From the entries below, copy out every line with "广义通胀与降准降息的关系" in it.
=== DATASET ===
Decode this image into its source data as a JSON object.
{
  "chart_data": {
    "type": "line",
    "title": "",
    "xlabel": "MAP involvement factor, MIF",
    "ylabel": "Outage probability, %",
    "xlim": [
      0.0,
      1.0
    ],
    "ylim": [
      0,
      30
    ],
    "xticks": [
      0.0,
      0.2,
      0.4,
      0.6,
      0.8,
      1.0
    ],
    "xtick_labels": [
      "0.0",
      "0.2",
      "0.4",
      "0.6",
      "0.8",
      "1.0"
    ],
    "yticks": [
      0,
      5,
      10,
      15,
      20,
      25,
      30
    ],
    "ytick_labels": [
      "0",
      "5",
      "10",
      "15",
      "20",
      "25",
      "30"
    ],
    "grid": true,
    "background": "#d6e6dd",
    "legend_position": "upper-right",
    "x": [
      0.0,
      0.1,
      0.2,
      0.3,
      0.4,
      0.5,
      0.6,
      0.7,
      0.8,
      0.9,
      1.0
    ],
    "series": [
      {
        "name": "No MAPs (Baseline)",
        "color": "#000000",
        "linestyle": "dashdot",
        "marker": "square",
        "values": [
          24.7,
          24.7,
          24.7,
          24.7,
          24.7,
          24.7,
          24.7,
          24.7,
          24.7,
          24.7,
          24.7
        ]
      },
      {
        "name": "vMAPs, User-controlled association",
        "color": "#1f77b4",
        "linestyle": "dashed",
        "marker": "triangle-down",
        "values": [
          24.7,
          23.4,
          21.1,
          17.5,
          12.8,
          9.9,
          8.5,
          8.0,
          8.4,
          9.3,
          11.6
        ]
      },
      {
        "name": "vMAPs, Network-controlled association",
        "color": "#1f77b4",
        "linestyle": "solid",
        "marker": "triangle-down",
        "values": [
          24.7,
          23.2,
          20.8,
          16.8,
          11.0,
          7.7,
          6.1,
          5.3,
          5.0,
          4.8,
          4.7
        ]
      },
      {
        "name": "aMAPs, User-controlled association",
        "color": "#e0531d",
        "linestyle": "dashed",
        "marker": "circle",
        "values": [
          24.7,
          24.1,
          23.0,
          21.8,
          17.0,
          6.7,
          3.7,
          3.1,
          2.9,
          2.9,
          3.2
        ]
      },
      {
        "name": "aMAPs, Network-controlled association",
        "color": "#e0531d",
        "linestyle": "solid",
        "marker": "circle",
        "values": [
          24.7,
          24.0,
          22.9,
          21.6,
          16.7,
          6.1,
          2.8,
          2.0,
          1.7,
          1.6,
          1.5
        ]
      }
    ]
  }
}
===
=== DATASET ===
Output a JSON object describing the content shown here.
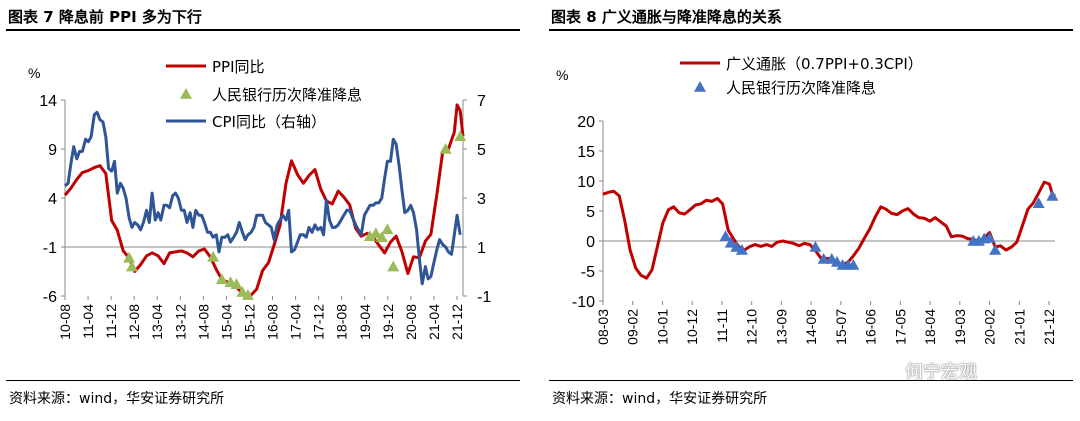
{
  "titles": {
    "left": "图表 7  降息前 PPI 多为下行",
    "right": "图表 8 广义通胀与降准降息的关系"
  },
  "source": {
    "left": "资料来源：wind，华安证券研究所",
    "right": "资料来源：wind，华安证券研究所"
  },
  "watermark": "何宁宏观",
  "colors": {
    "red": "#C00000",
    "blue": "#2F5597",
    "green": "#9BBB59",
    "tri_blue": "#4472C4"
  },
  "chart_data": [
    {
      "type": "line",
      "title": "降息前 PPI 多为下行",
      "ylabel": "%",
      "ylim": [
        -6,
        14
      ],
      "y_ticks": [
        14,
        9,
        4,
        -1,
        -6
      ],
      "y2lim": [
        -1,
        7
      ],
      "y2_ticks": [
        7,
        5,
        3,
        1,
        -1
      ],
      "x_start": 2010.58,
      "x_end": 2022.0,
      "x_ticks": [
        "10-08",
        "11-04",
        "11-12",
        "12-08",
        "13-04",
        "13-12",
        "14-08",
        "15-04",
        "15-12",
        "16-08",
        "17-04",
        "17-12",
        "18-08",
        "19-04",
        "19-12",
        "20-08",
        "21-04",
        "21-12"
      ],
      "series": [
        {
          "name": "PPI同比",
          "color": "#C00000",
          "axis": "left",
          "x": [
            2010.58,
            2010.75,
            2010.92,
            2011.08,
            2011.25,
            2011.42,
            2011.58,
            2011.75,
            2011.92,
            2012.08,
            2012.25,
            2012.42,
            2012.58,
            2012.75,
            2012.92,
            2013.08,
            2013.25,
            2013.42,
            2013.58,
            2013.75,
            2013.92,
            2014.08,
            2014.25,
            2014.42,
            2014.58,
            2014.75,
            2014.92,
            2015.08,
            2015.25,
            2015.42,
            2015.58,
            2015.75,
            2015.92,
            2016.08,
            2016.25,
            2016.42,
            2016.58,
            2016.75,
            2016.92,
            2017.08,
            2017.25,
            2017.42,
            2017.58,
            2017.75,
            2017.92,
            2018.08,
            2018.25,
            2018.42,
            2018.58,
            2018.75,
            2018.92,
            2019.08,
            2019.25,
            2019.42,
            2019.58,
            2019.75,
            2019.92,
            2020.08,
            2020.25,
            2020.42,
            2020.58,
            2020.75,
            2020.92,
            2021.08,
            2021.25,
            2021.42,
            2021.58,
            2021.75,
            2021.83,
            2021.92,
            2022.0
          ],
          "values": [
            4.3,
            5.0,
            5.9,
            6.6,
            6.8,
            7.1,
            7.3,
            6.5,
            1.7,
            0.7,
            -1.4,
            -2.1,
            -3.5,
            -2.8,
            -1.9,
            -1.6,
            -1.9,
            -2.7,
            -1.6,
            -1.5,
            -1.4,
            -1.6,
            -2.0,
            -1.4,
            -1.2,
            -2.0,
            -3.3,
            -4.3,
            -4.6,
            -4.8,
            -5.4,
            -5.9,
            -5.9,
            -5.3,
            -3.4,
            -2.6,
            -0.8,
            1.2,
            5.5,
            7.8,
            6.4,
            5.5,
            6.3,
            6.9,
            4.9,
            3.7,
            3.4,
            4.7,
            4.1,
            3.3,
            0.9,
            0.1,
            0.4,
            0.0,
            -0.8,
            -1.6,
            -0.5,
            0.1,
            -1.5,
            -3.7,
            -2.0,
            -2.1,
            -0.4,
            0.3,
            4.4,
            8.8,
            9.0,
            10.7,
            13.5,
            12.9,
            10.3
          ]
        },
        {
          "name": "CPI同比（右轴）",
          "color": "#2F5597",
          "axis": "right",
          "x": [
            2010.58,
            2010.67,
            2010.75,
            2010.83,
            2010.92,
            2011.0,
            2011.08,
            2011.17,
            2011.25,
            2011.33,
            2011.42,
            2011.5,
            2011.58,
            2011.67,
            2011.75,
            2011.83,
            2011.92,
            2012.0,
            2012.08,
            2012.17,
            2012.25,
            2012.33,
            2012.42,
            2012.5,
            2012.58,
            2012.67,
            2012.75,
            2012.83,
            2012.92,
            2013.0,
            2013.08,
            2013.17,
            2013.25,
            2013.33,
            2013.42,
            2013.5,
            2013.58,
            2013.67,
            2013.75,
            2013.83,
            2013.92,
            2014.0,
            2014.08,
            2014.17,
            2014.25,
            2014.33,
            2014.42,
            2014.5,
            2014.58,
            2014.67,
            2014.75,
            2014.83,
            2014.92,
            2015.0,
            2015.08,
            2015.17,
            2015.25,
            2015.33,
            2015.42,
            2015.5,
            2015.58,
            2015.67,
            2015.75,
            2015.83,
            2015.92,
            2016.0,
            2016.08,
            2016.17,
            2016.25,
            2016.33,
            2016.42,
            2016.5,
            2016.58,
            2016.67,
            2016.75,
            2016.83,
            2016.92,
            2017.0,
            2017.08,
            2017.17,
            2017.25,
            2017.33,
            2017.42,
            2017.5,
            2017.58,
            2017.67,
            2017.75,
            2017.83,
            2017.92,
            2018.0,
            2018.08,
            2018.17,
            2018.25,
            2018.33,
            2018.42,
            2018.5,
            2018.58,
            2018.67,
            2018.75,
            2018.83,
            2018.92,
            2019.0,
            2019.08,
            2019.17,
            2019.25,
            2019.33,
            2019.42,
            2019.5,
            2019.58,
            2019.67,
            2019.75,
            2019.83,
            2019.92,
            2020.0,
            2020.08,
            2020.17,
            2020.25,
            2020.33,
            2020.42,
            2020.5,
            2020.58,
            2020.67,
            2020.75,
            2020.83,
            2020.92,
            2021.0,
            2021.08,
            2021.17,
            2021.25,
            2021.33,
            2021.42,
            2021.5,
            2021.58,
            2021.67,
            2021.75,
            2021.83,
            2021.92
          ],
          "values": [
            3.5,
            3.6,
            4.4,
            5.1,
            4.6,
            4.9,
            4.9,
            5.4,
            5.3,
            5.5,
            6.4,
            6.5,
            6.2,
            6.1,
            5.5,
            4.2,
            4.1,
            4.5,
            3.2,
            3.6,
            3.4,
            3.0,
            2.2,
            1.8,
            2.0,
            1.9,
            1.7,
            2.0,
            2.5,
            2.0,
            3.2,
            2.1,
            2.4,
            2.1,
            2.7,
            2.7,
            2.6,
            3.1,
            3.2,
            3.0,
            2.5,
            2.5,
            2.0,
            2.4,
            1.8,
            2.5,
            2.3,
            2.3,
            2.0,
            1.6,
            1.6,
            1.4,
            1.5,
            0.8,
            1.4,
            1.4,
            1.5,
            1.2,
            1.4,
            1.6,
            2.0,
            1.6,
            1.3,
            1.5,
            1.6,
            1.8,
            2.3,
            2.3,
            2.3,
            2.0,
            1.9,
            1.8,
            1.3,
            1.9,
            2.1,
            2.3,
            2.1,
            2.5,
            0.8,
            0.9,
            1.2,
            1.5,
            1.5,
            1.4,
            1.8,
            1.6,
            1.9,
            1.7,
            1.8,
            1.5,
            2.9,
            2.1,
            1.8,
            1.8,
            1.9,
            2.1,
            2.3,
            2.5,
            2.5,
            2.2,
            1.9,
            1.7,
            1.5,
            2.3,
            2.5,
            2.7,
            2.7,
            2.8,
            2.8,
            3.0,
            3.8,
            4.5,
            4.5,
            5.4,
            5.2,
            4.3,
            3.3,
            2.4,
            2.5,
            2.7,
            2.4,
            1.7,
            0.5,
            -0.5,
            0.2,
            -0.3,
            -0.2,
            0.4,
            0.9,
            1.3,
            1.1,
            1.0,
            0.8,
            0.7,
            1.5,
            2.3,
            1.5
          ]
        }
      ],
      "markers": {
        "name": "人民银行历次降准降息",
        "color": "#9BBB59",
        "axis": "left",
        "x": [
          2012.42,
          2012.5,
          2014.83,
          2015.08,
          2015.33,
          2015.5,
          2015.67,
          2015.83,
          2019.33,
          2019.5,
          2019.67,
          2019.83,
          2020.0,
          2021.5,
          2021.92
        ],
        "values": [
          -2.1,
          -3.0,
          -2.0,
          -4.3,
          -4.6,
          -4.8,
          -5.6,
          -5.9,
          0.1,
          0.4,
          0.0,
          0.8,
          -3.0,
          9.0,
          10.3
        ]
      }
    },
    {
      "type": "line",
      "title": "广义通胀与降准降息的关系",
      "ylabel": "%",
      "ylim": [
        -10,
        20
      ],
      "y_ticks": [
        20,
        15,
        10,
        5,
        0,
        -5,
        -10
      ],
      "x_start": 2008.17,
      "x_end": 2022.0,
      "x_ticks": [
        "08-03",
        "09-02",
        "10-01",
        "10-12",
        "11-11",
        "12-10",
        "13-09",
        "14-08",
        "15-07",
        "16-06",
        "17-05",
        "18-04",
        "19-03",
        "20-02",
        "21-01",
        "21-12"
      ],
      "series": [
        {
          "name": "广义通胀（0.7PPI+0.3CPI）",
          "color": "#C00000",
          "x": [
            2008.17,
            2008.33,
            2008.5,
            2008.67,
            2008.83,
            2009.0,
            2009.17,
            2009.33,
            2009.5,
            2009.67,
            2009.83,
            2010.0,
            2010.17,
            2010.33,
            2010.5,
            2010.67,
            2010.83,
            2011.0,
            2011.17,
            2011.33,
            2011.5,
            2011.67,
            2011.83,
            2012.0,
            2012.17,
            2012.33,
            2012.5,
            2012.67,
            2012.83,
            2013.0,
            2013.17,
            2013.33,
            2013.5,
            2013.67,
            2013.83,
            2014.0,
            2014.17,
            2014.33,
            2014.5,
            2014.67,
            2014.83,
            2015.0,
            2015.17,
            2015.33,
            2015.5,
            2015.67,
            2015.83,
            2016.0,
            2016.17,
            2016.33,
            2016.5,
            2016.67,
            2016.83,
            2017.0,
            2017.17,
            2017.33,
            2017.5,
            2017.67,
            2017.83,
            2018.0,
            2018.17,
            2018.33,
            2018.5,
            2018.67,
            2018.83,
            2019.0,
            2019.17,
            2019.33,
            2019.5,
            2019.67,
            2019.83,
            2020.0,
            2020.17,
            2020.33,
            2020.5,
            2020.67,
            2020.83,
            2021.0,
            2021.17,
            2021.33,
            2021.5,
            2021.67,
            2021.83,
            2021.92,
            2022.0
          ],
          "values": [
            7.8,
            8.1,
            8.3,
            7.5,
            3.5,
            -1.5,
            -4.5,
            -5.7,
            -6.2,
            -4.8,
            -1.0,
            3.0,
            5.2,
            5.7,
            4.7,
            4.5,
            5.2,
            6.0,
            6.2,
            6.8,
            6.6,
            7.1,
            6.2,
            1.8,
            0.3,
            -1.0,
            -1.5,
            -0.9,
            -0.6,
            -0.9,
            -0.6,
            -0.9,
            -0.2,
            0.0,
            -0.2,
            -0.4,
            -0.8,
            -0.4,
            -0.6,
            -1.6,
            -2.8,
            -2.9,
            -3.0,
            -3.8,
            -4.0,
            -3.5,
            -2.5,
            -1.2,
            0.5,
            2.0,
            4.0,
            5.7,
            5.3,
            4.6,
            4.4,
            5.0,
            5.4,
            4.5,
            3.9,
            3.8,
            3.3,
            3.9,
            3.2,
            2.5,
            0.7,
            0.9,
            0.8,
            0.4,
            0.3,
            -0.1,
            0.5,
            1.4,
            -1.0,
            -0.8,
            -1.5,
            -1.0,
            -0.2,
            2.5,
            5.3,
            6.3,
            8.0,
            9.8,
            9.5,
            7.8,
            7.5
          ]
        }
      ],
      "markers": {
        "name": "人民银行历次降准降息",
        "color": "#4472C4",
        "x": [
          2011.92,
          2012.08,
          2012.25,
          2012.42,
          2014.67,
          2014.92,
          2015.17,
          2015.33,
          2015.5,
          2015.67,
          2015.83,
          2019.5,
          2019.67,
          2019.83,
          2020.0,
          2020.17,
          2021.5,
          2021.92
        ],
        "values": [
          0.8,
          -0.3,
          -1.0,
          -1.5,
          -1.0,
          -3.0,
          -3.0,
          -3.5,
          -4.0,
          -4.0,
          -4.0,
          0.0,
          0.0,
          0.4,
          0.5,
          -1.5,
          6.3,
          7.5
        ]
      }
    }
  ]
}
===
#### [CORRECT ANSWER]
    "right": "图表 8 广义通胀与降准降息的关系"
      "title": "广义通胀与降准降息的关系",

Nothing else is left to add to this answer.